TASK BRIEF: Determine the count of lines holding the string "Gondwana". Return only the number.

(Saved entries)
·····
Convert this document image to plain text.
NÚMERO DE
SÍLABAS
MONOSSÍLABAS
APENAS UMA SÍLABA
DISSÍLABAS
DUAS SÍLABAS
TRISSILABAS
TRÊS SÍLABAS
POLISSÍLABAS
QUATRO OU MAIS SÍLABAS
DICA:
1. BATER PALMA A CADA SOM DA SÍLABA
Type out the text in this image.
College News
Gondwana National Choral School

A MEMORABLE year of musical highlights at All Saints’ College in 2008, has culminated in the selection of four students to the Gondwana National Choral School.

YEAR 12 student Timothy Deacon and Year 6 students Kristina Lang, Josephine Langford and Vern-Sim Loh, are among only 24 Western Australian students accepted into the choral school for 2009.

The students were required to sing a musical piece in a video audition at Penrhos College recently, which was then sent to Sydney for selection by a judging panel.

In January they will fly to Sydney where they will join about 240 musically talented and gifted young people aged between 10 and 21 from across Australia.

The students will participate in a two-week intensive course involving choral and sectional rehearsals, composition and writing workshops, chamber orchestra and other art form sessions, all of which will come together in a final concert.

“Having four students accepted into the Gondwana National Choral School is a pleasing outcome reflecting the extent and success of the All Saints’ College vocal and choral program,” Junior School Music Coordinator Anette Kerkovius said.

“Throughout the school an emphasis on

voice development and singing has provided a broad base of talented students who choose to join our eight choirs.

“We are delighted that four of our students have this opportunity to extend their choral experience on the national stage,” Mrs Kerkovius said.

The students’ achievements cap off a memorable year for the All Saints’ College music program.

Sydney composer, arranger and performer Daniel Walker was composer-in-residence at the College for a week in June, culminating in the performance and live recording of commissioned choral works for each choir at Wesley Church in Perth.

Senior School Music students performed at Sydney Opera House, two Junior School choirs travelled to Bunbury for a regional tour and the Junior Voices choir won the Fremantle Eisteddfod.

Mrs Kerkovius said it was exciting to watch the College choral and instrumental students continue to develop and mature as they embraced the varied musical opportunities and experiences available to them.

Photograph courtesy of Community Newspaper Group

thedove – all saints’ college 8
·····
EXPECTED ANSWER: 3